● **Directive**
State how many lines of the listing below include the word "tanec". Give only the number.
— start Material for this exercise —
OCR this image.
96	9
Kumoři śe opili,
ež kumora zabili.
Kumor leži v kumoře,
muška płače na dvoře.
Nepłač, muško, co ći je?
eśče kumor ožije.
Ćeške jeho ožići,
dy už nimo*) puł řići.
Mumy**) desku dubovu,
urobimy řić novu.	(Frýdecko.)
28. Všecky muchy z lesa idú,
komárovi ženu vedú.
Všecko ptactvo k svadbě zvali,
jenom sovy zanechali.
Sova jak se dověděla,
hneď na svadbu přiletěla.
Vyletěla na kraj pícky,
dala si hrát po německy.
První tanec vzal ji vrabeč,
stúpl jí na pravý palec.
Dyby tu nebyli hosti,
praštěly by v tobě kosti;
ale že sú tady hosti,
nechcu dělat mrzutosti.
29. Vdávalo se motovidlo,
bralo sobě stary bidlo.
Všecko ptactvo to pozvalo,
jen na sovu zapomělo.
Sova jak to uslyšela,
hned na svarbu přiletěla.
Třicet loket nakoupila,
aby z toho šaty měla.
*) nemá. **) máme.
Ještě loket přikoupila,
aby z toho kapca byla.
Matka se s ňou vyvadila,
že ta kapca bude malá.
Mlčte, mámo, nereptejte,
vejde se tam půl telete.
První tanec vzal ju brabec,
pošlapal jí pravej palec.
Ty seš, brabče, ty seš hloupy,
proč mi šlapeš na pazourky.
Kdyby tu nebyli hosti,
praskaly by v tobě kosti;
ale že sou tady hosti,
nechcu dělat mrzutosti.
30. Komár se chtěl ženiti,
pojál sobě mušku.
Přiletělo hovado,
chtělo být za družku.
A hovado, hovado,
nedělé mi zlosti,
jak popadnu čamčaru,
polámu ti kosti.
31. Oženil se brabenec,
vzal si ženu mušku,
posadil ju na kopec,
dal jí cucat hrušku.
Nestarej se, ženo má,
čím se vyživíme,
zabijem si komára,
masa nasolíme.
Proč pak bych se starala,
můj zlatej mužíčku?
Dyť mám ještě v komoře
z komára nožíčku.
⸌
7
— end Material for this exercise —
● **Result of the task**
2